__WHAT NEEDS TO BE DONE__: Find the lines of data that contain the string "count", then list them.

__THE INPUT__:
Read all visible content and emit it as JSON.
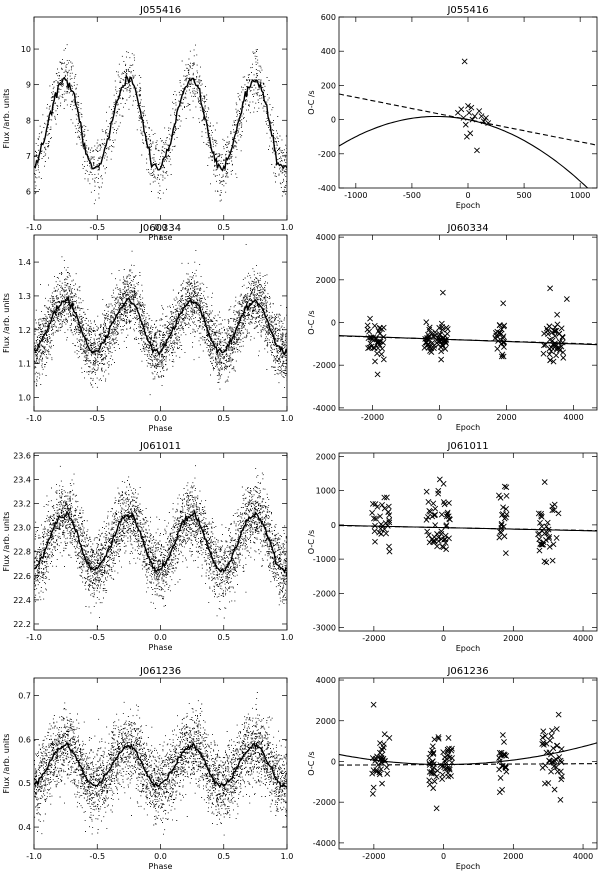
{
  "chart_data": [
    {
      "type": "scatter",
      "title": "J055416",
      "xlabel": "Phase",
      "ylabel": "Flux /arb. units",
      "xlim": [
        -1.0,
        1.0
      ],
      "ylim": [
        5.2,
        10.9
      ],
      "xticks": [
        -1.0,
        -0.5,
        0.0,
        0.5,
        1.0
      ],
      "xticklabels": [
        "-1.0",
        "-0.5",
        "0.0",
        "0.5",
        "1.0"
      ],
      "yticks": [
        6,
        7,
        8,
        9,
        10
      ],
      "yticklabels": [
        "6",
        "7",
        "8",
        "9",
        "10"
      ],
      "curve": {
        "mean": 7.9,
        "amplitude": 1.25,
        "period": 0.5,
        "peak_phase": -0.25,
        "shape": "sawtooth-rounded"
      },
      "scatter": {
        "n_points": 1800,
        "spread": 0.75
      }
    },
    {
      "type": "scatter",
      "title": "J055416",
      "xlabel": "Epoch",
      "ylabel": "O-C /s",
      "xlim": [
        -1150,
        1150
      ],
      "ylim": [
        -400,
        600
      ],
      "xticks": [
        -1000,
        -500,
        0,
        500,
        1000
      ],
      "xticklabels": [
        "-1000",
        "-500",
        "0",
        "500",
        "1000"
      ],
      "yticks": [
        -400,
        -200,
        0,
        200,
        400,
        600
      ],
      "yticklabels": [
        "-400",
        "-200",
        "0",
        "200",
        "400",
        "600"
      ],
      "points": [
        [
          -30,
          340
        ],
        [
          -90,
          40
        ],
        [
          -60,
          60
        ],
        [
          -40,
          10
        ],
        [
          -20,
          -30
        ],
        [
          0,
          80
        ],
        [
          10,
          40
        ],
        [
          30,
          70
        ],
        [
          60,
          20
        ],
        [
          -10,
          -100
        ],
        [
          20,
          -80
        ],
        [
          40,
          0
        ],
        [
          80,
          -180
        ],
        [
          120,
          20
        ],
        [
          140,
          -10
        ],
        [
          160,
          10
        ],
        [
          180,
          -20
        ],
        [
          100,
          50
        ]
      ],
      "fits": [
        {
          "style": "dashed",
          "kind": "linear",
          "a": 0.0,
          "b": -0.13
        },
        {
          "style": "solid",
          "kind": "quadratic",
          "a": 0.0,
          "b": -0.13,
          "c": -0.00023
        }
      ]
    },
    {
      "type": "scatter",
      "title": "J060334",
      "xlabel": "Phase",
      "ylabel": "Flux /arb. units",
      "xlim": [
        -1.0,
        1.0
      ],
      "ylim": [
        0.96,
        1.48
      ],
      "xticks": [
        -1.0,
        -0.5,
        0.0,
        0.5,
        1.0
      ],
      "xticklabels": [
        "-1.0",
        "-0.5",
        "0.0",
        "0.5",
        "1.0"
      ],
      "yticks": [
        1.0,
        1.1,
        1.2,
        1.3,
        1.4
      ],
      "yticklabels": [
        "1.0",
        "1.1",
        "1.2",
        "1.3",
        "1.4"
      ],
      "curve": {
        "mean": 1.21,
        "amplitude": 0.075,
        "period": 0.5,
        "peak_phase": -0.25,
        "shape": "sawtooth-rounded"
      },
      "scatter": {
        "n_points": 4500,
        "spread": 0.085
      }
    },
    {
      "type": "scatter",
      "title": "J060334",
      "xlabel": "Epoch",
      "ylabel": "O-C /s",
      "xlim": [
        -3000,
        4700
      ],
      "ylim": [
        -4100,
        4100
      ],
      "xticks": [
        -2000,
        0,
        2000,
        4000
      ],
      "xticklabels": [
        "-2000",
        "0",
        "2000",
        "4000"
      ],
      "yticks": [
        -4000,
        -2000,
        0,
        2000,
        4000
      ],
      "yticklabels": [
        "-4000",
        "-2000",
        "0",
        "2000",
        "4000"
      ],
      "clusters": [
        {
          "center": -1900,
          "width": 500,
          "count": 40,
          "mean": -800,
          "sd": 450
        },
        {
          "center": -100,
          "width": 700,
          "count": 60,
          "mean": -800,
          "sd": 400
        },
        {
          "center": 1800,
          "width": 300,
          "count": 25,
          "mean": -700,
          "sd": 450
        },
        {
          "center": 3400,
          "width": 600,
          "count": 45,
          "mean": -850,
          "sd": 500
        }
      ],
      "outliers": [
        [
          100,
          1400
        ],
        [
          1900,
          900
        ],
        [
          3300,
          1600
        ],
        [
          3800,
          1100
        ]
      ],
      "fits": [
        {
          "style": "dashed",
          "kind": "linear",
          "a": -780,
          "b": -0.05
        },
        {
          "style": "solid",
          "kind": "linear",
          "a": -780,
          "b": -0.055
        }
      ]
    },
    {
      "type": "scatter",
      "title": "J061011",
      "xlabel": "Phase",
      "ylabel": "Flux /arb. units",
      "xlim": [
        -1.0,
        1.0
      ],
      "ylim": [
        22.15,
        23.62
      ],
      "xticks": [
        -1.0,
        -0.5,
        0.0,
        0.5,
        1.0
      ],
      "xticklabels": [
        "-1.0",
        "-0.5",
        "0.0",
        "0.5",
        "1.0"
      ],
      "yticks": [
        22.2,
        22.4,
        22.6,
        22.8,
        23.0,
        23.2,
        23.4,
        23.6
      ],
      "yticklabels": [
        "22.2",
        "22.4",
        "22.6",
        "22.8",
        "23.0",
        "23.2",
        "23.4",
        "23.6"
      ],
      "curve": {
        "mean": 22.88,
        "amplitude": 0.23,
        "period": 0.5,
        "peak_phase": -0.25,
        "shape": "sawtooth-rounded"
      },
      "scatter": {
        "n_points": 4500,
        "spread": 0.26
      }
    },
    {
      "type": "scatter",
      "title": "J061011",
      "xlabel": "Epoch",
      "ylabel": "O-C /s",
      "xlim": [
        -3000,
        4400
      ],
      "ylim": [
        -3100,
        2100
      ],
      "xticks": [
        -2000,
        0,
        2000,
        4000
      ],
      "xticklabels": [
        "-2000",
        "0",
        "2000",
        "4000"
      ],
      "yticks": [
        -3000,
        -2000,
        -1000,
        0,
        1000,
        2000
      ],
      "yticklabels": [
        "-3000",
        "-2000",
        "-1000",
        "0",
        "1000",
        "2000"
      ],
      "clusters": [
        {
          "center": -1800,
          "width": 500,
          "count": 30,
          "mean": -150,
          "sd": 500
        },
        {
          "center": -150,
          "width": 700,
          "count": 50,
          "mean": -100,
          "sd": 550
        },
        {
          "center": 1700,
          "width": 250,
          "count": 20,
          "mean": 0,
          "sd": 500
        },
        {
          "center": 3000,
          "width": 600,
          "count": 35,
          "mean": -150,
          "sd": 550
        }
      ],
      "outliers": [
        [
          0,
          1200
        ],
        [
          1800,
          1100
        ],
        [
          2900,
          1250
        ],
        [
          -1700,
          800
        ]
      ],
      "fits": [
        {
          "style": "dashed",
          "kind": "linear",
          "a": -80,
          "b": -0.02
        },
        {
          "style": "solid",
          "kind": "linear",
          "a": -80,
          "b": -0.022
        }
      ]
    },
    {
      "type": "scatter",
      "title": "J061236",
      "xlabel": "Phase",
      "ylabel": "Flux /arb. units",
      "xlim": [
        -1.0,
        1.0
      ],
      "ylim": [
        0.35,
        0.74
      ],
      "xticks": [
        -1.0,
        -0.5,
        0.0,
        0.5,
        1.0
      ],
      "xticklabels": [
        "-1.0",
        "-0.5",
        "0.0",
        "0.5",
        "1.0"
      ],
      "yticks": [
        0.4,
        0.5,
        0.6,
        0.7
      ],
      "yticklabels": [
        "0.4",
        "0.5",
        "0.6",
        "0.7"
      ],
      "curve": {
        "mean": 0.54,
        "amplitude": 0.045,
        "period": 0.5,
        "peak_phase": -0.25,
        "shape": "sawtooth-rounded"
      },
      "scatter": {
        "n_points": 4500,
        "spread": 0.075
      }
    },
    {
      "type": "scatter",
      "title": "J061236",
      "xlabel": "Epoch",
      "ylabel": "O-C /s",
      "xlim": [
        -3000,
        4400
      ],
      "ylim": [
        -4300,
        4100
      ],
      "xticks": [
        -2000,
        0,
        2000,
        4000
      ],
      "xticklabels": [
        "-2000",
        "0",
        "2000",
        "4000"
      ],
      "yticks": [
        -4000,
        -2000,
        0,
        2000,
        4000
      ],
      "yticklabels": [
        "-4000",
        "-2000",
        "0",
        "2000",
        "4000"
      ],
      "clusters": [
        {
          "center": -1800,
          "width": 500,
          "count": 35,
          "mean": 0,
          "sd": 750
        },
        {
          "center": -100,
          "width": 700,
          "count": 55,
          "mean": -100,
          "sd": 600
        },
        {
          "center": 1700,
          "width": 250,
          "count": 20,
          "mean": 0,
          "sd": 600
        },
        {
          "center": 3100,
          "width": 600,
          "count": 40,
          "mean": 100,
          "sd": 800
        }
      ],
      "outliers": [
        [
          -200,
          -2300
        ],
        [
          3300,
          2300
        ],
        [
          1700,
          1300
        ]
      ],
      "fits": [
        {
          "style": "dashed",
          "kind": "linear",
          "a": -150,
          "b": 0.01
        },
        {
          "style": "solid",
          "kind": "quadratic",
          "a": -150,
          "b": 0.0,
          "c": 5.5e-05
        }
      ]
    }
  ]
}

__WORKED SOLUTION__:
          "count": 40,
          "count": 60,
          "count": 25,
          "count": 45,
          "count": 30,
          "count": 50,
          "count": 20,
          "count": 35,
          "count": 35,
          "count": 55,
          "count": 20,
          "count": 40,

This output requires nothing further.